* [Problem description] Look through the lines below and extract any with the word "标本制备区".

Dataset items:
┄┄┄┄┄┄
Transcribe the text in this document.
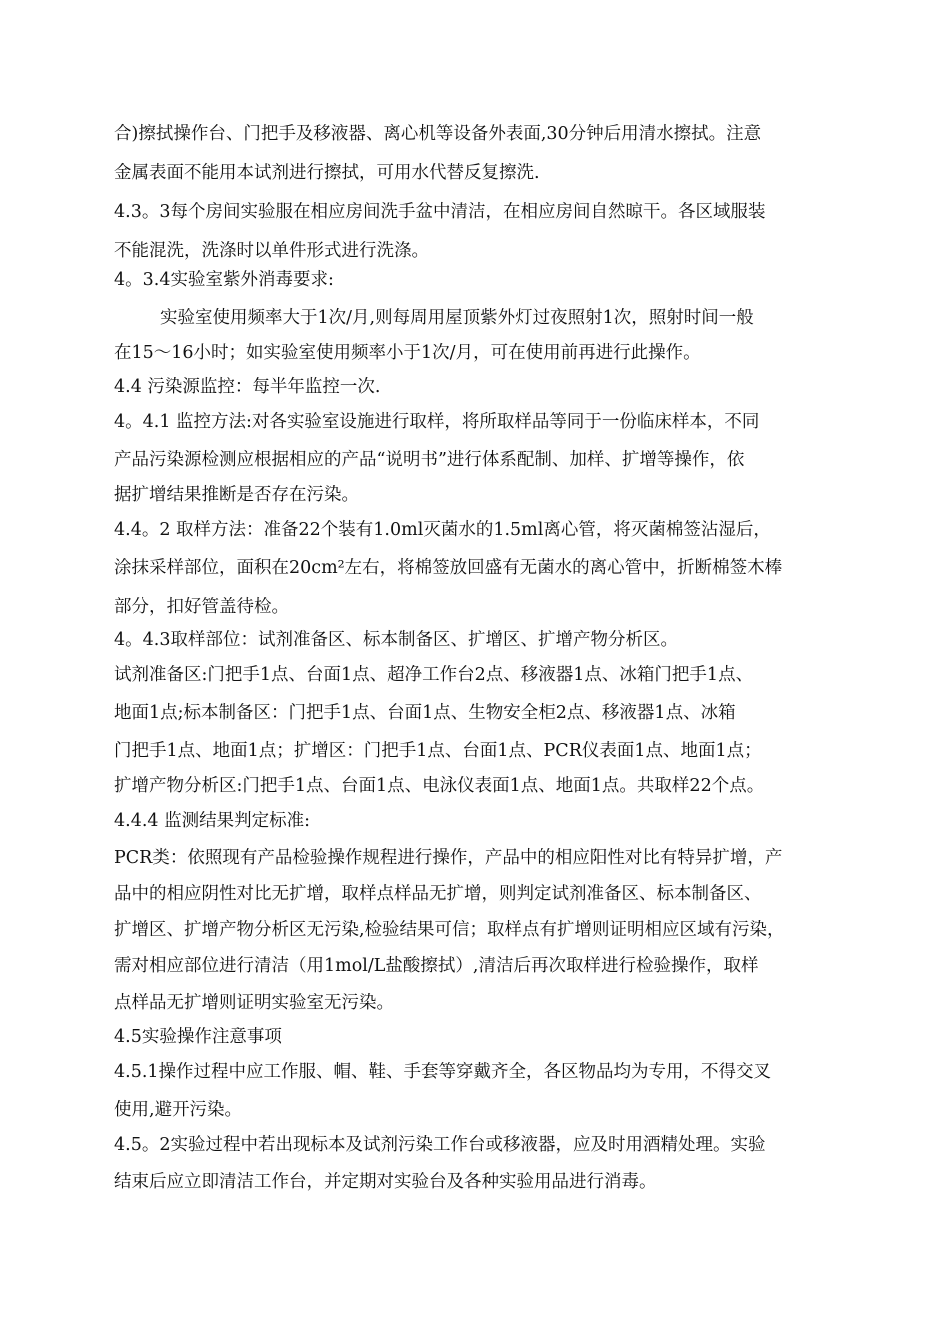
合)擦拭操作台、门把手及移液器、离心机等设备外表面,30分钟后用清水擦拭。注意
金属表面不能用本试剂进行擦拭，可用水代替反复擦洗.
4.3。3每个房间实验服在相应房间洗手盆中清洁，在相应房间自然晾干。各区域服装
不能混洗，洗涤时以单件形式进行洗涤。
4。3.4实验室紫外消毒要求:
实验室使用频率大于1次/月,则每周用屋顶紫外灯过夜照射1次，照射时间一般
在15～16小时；如实验室使用频率小于1次/月，可在使用前再进行此操作。
4.4 污染源监控：每半年监控一次.
4。4.1 监控方法:对各实验室设施进行取样，将所取样品等同于一份临床样本，不同
产品污染源检测应根据相应的产品“说明书”进行体系配制、加样、扩增等操作，依
据扩增结果推断是否存在污染。
4.4。2 取样方法：准备22个装有1.0ml灭菌水的1.5ml离心管，将灭菌棉签沾湿后，
涂抹采样部位，面积在20cm²左右，将棉签放回盛有无菌水的离心管中，折断棉签木棒
部分，扣好管盖待检。
4。4.3取样部位：试剂准备区、标本制备区、扩增区、扩增产物分析区。
试剂准备区:门把手1点、台面1点、超净工作台2点、移液器1点、冰箱门把手1点、
地面1点;标本制备区：门把手1点、台面1点、生物安全柜2点、移液器1点、冰箱
门把手1点、地面1点；扩增区：门把手1点、台面1点、PCR仪表面1点、地面1点；
扩增产物分析区:门把手1点、台面1点、电泳仪表面1点、地面1点。共取样22个点。
4.4.4 监测结果判定标准:
PCR类：依照现有产品检验操作规程进行操作，产品中的相应阳性对比有特异扩增，产
品中的相应阴性对比无扩增，取样点样品无扩增，则判定试剂准备区、标本制备区、
扩增区、扩增产物分析区无污染,检验结果可信；取样点有扩增则证明相应区域有污染，
需对相应部位进行清洁（用1mol/L盐酸擦拭）,清洁后再次取样进行检验操作，取样
点样品无扩增则证明实验室无污染。
4.5实验操作注意事项
4.5.1操作过程中应工作服、帽、鞋、手套等穿戴齐全，各区物品均为专用，不得交叉
使用,避开污染。
4.5。2实验过程中若出现标本及试剂污染工作台或移液器，应及时用酒精处理。实验
结束后应立即清洁工作台，并定期对实验台及各种实验用品进行消毒。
┄┄┄┄┄┄
* [Problem solution]
4。4.3取样部位：试剂准备区、标本制备区、扩增区、扩增产物分析区。
地面1点;标本制备区：门把手1点、台面1点、生物安全柜2点、移液器1点、冰箱
品中的相应阴性对比无扩增，取样点样品无扩增，则判定试剂准备区、标本制备区、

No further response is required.